*WHAT YOU SHOULD DO*:
Which lines hold the word "title"? Show each of them.

*ENTRIES*:
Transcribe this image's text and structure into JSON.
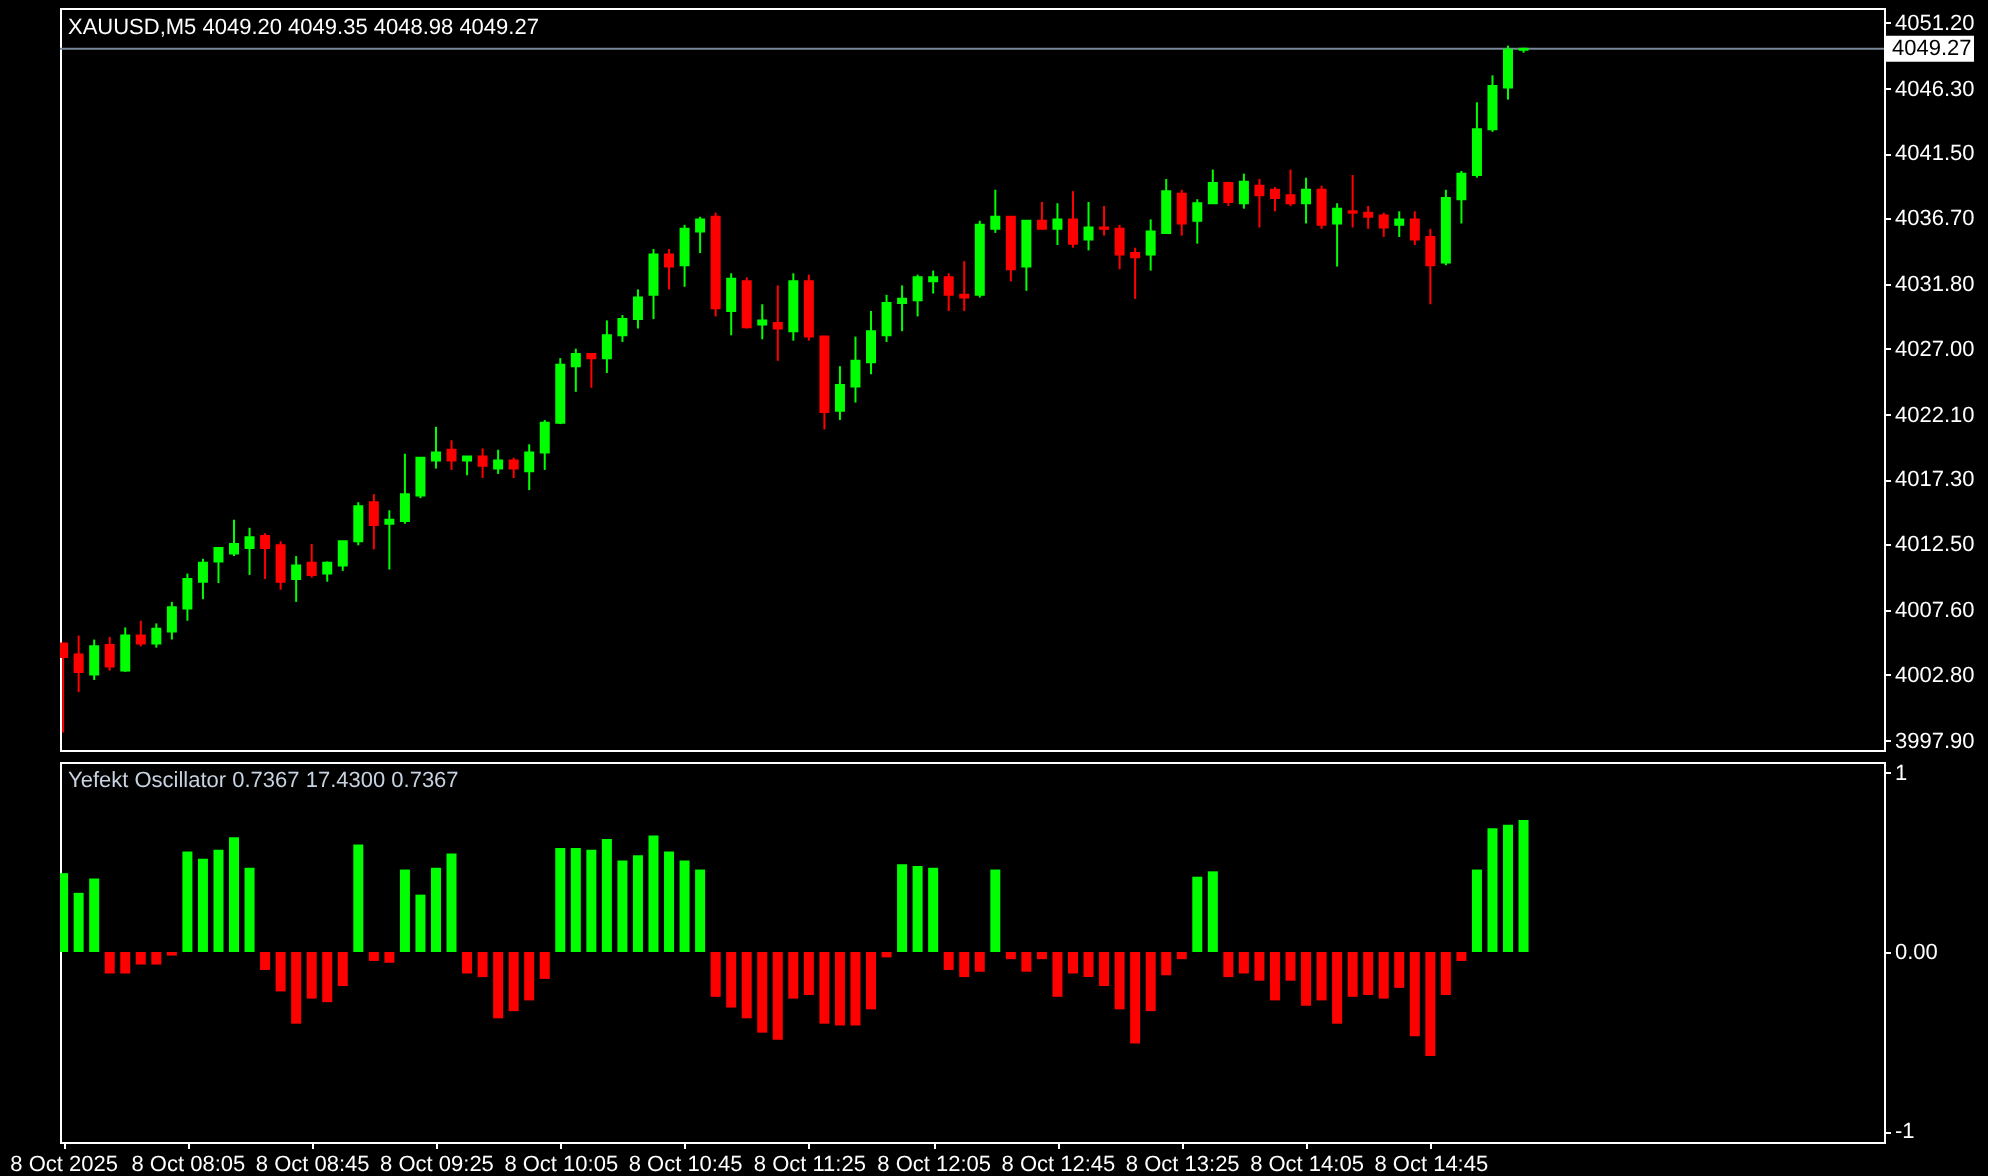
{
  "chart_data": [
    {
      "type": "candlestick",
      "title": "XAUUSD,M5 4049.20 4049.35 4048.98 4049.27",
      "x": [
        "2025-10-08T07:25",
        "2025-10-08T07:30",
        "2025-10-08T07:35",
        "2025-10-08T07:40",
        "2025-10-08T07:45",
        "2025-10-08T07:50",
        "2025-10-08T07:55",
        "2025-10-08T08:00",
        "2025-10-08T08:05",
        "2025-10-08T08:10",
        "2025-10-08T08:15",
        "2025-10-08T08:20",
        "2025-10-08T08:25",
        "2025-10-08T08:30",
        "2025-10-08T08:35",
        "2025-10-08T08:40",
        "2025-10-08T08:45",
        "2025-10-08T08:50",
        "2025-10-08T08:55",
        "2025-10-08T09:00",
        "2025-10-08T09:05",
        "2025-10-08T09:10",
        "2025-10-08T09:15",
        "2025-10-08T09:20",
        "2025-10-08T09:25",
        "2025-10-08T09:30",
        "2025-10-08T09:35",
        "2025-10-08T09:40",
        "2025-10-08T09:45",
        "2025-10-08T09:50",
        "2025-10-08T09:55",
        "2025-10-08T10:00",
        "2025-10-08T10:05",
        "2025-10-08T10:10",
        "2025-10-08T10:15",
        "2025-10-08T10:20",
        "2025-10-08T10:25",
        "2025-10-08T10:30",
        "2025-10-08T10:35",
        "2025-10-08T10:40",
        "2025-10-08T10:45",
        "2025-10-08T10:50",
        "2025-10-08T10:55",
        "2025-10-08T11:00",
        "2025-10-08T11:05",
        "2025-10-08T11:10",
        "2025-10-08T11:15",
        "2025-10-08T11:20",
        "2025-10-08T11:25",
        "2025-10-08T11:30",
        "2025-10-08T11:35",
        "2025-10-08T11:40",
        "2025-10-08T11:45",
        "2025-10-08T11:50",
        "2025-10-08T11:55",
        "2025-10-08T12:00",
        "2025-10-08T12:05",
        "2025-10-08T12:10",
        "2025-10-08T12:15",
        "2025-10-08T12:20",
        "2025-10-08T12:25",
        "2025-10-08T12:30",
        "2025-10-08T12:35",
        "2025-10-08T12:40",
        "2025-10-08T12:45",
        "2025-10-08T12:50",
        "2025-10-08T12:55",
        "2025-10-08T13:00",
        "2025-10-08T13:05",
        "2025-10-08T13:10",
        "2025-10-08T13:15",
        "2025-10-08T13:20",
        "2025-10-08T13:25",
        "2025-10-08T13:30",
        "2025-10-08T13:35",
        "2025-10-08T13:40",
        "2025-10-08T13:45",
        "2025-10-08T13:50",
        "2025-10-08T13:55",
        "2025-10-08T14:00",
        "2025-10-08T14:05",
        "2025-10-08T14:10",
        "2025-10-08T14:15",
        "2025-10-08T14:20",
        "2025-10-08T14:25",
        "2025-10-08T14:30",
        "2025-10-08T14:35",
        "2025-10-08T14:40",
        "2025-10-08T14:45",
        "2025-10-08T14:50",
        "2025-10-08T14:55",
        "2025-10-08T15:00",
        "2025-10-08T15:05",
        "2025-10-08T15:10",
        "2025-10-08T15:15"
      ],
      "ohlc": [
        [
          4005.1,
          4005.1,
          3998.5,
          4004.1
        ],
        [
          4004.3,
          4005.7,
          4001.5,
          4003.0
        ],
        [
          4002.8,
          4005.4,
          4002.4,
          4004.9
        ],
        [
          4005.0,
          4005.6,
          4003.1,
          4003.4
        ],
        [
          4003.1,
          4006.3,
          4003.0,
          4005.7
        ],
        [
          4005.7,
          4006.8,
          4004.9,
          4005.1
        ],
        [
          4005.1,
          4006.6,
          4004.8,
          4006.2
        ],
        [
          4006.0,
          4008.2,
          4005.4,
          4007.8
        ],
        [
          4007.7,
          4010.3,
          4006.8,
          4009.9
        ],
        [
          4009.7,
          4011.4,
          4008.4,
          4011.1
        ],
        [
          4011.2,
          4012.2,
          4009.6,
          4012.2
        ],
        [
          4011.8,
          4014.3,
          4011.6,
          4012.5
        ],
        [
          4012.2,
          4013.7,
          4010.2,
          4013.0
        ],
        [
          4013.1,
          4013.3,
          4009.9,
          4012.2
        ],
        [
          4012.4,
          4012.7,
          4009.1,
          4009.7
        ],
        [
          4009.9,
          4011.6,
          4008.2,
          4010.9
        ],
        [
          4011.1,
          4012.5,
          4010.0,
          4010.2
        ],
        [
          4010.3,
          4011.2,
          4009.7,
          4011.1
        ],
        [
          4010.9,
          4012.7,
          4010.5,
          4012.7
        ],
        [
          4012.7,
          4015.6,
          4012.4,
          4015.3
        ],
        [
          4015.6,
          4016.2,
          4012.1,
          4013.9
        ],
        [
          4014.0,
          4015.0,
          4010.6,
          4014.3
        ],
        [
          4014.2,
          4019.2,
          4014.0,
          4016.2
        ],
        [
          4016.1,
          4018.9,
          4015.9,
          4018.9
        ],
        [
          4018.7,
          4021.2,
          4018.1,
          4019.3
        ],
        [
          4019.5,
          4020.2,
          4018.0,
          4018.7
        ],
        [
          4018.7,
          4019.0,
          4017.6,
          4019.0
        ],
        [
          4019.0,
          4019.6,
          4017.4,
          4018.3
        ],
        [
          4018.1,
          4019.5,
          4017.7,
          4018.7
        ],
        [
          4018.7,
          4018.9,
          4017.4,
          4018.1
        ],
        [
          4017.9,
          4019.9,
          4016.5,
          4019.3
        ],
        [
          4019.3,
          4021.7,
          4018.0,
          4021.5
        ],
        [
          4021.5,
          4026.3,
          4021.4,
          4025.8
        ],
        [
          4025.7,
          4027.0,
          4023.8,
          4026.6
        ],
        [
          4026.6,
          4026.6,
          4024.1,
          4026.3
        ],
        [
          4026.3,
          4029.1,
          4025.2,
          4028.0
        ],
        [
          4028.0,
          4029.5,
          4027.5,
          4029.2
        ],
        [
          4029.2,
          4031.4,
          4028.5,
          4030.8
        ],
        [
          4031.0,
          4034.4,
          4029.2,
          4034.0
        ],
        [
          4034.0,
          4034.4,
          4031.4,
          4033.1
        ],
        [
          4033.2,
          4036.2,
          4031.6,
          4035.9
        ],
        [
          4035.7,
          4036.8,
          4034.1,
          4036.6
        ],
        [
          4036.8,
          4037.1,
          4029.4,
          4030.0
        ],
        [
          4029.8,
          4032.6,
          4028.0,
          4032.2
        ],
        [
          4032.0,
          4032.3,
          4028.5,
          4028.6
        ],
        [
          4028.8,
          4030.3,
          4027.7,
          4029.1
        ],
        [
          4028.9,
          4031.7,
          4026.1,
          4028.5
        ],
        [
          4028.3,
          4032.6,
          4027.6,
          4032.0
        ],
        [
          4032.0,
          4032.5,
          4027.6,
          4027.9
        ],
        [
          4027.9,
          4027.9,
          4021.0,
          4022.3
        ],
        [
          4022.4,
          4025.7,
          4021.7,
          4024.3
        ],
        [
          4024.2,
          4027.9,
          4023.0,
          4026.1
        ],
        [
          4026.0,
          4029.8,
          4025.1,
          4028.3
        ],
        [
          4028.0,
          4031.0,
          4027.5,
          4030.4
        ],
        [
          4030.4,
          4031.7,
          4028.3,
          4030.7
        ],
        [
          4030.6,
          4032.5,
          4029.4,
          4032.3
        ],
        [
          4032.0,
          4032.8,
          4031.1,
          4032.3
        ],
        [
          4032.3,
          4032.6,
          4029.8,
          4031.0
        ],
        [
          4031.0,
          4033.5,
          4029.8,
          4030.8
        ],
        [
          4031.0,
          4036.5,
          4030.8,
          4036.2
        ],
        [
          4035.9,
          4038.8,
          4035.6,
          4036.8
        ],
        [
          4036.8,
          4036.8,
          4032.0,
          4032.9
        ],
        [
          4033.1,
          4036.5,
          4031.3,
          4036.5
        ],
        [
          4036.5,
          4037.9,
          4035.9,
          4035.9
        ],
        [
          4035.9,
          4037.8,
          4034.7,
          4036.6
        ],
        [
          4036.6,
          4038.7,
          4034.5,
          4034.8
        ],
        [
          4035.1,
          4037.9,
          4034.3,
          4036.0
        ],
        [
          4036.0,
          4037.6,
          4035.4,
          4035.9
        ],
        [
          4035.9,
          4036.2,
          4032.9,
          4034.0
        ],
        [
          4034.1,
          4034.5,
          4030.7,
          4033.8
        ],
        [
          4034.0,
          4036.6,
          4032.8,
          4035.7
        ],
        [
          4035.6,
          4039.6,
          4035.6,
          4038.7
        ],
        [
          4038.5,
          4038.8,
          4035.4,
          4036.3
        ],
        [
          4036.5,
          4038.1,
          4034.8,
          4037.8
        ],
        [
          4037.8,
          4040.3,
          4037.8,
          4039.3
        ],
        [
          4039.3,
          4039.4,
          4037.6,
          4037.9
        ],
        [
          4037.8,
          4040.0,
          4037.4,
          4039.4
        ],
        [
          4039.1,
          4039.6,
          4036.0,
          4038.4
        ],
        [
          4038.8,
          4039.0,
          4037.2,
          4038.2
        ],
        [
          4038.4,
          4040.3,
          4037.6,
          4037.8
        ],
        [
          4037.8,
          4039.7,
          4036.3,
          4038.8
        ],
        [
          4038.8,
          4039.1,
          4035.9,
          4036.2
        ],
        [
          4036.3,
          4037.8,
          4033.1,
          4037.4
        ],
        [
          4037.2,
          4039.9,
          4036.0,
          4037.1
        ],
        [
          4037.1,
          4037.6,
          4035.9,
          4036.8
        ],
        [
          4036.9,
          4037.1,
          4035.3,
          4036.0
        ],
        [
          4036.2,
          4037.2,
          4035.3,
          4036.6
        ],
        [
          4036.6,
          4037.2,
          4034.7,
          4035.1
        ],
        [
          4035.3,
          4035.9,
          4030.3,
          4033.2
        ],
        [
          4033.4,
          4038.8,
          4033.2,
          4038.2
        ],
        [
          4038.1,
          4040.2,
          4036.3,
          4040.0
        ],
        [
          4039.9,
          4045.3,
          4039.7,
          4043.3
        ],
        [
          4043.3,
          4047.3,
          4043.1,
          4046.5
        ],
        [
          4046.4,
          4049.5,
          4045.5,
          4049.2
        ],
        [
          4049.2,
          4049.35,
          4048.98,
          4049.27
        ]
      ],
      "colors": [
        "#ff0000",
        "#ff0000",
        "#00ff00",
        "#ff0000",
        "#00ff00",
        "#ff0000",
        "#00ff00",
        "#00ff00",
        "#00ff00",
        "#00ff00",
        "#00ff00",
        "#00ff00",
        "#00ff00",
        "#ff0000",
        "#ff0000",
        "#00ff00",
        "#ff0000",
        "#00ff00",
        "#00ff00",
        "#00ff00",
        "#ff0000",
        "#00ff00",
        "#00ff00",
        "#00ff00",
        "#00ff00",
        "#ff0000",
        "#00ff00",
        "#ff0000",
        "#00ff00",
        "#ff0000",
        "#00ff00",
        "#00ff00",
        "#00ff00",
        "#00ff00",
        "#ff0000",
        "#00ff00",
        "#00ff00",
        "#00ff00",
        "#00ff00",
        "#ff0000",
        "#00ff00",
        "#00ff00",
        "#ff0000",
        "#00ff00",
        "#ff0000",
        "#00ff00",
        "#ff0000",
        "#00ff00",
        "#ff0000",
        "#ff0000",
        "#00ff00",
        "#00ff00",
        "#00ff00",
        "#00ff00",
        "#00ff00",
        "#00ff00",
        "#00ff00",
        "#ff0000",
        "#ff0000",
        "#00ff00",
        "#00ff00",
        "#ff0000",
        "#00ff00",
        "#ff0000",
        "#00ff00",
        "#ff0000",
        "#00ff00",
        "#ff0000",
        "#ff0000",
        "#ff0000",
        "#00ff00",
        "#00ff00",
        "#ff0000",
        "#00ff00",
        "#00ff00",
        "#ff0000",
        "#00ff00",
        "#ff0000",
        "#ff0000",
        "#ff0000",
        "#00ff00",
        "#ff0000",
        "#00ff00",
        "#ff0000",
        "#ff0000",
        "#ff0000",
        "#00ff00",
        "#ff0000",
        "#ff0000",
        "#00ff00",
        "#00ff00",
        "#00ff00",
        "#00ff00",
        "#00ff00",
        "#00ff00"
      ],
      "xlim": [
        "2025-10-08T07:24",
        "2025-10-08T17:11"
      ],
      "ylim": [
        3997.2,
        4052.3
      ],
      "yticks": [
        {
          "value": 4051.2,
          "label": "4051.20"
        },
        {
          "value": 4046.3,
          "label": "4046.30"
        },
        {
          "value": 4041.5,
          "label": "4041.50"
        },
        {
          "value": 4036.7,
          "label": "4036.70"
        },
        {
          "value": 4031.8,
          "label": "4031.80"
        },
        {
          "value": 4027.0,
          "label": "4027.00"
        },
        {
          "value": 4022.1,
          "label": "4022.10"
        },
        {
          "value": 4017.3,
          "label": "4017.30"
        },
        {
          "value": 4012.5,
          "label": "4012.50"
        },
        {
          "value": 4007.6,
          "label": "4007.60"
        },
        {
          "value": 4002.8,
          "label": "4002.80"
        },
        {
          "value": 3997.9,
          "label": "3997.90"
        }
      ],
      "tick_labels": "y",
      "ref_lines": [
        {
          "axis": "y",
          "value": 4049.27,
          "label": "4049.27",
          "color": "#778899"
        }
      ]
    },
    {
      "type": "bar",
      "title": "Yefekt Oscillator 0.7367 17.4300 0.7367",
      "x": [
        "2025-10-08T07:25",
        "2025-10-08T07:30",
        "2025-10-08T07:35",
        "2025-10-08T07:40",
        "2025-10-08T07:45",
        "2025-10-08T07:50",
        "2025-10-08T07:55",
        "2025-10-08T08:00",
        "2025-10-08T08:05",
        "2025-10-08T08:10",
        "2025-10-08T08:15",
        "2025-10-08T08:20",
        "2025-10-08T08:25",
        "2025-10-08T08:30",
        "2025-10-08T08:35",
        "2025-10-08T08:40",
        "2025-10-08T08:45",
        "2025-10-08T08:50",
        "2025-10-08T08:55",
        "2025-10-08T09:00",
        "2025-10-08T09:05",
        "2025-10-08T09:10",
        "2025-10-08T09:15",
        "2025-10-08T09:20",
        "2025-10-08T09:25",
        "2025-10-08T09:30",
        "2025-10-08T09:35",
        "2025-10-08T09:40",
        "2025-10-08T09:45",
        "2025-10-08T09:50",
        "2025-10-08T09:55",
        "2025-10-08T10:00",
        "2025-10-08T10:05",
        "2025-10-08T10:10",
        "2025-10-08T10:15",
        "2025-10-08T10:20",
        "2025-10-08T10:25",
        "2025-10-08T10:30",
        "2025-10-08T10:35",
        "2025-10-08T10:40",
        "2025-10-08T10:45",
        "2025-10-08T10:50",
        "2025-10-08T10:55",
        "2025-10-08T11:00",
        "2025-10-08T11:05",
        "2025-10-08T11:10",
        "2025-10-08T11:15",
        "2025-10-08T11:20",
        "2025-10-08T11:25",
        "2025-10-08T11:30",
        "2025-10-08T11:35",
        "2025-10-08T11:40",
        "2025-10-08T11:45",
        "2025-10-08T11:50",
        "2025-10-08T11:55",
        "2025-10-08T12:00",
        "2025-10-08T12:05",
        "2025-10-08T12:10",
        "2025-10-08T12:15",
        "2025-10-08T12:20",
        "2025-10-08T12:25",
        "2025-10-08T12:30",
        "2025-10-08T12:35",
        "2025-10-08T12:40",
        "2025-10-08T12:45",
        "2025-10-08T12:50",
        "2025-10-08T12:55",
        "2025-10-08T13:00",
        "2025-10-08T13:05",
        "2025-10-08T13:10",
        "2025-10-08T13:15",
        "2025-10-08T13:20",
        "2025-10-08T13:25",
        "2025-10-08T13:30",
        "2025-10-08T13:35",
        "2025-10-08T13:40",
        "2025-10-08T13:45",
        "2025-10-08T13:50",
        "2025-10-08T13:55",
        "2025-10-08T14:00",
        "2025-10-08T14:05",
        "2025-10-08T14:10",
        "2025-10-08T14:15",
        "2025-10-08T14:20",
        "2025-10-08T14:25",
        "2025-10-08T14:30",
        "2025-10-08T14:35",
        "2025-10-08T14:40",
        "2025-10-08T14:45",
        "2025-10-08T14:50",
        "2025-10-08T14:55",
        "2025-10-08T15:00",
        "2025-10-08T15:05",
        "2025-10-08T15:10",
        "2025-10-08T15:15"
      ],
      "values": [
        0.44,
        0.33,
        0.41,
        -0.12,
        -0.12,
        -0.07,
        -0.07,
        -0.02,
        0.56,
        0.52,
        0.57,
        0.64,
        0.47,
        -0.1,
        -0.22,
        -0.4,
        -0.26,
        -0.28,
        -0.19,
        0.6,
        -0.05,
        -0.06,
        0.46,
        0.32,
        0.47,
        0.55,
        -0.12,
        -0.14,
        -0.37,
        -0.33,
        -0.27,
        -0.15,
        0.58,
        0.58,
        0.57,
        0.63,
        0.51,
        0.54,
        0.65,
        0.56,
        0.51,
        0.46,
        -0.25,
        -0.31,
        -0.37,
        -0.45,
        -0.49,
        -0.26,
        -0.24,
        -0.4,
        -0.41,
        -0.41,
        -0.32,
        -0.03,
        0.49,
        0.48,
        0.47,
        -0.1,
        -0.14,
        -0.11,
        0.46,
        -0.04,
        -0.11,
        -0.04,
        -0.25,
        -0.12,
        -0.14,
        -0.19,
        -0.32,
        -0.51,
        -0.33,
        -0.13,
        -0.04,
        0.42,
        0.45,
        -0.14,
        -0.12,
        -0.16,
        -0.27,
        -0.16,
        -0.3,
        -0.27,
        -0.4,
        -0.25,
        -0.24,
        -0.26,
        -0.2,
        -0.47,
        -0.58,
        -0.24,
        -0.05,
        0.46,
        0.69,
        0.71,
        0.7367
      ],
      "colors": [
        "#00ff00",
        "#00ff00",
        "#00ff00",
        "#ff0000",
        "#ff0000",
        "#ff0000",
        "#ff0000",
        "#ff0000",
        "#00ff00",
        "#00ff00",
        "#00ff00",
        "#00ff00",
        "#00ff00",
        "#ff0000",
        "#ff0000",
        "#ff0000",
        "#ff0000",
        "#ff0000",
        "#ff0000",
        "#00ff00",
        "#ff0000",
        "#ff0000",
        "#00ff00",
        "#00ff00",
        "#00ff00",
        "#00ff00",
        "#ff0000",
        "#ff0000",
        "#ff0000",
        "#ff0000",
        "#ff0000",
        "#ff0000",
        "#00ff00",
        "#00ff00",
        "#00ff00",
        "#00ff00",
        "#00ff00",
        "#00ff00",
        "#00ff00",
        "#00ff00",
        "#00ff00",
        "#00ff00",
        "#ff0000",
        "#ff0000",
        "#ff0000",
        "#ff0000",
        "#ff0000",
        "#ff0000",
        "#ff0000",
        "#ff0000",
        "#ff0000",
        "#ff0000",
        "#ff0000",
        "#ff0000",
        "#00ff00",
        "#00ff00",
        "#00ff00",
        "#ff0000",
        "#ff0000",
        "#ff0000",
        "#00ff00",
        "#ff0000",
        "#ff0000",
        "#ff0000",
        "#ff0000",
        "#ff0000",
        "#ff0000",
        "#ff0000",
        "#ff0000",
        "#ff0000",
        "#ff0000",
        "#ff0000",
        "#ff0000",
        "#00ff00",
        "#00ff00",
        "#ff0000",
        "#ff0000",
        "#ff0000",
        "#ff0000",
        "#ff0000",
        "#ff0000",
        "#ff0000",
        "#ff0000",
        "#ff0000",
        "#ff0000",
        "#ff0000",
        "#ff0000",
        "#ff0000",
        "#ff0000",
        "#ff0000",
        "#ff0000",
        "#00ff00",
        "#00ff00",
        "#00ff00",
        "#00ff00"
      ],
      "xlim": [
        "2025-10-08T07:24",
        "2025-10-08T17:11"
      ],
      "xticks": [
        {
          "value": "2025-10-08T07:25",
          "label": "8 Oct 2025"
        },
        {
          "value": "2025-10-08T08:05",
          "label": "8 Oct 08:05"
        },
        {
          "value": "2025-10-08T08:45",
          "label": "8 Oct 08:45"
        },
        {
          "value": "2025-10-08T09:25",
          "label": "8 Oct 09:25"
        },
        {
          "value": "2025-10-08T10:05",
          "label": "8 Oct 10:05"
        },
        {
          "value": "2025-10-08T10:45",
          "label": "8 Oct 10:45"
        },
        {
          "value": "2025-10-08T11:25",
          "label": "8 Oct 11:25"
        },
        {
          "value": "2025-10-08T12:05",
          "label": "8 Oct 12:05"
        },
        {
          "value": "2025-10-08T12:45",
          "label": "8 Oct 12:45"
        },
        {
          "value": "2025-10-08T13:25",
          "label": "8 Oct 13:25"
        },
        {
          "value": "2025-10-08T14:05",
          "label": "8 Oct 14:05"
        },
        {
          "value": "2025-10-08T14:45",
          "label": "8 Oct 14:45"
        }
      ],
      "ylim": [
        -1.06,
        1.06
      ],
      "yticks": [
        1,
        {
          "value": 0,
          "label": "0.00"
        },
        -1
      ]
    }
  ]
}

*RESPONSE*:
      "title": "XAUUSD,M5 4049.20 4049.35 4048.98 4049.27",
      "title": "Yefekt Oscillator 0.7367 17.4300 0.7367",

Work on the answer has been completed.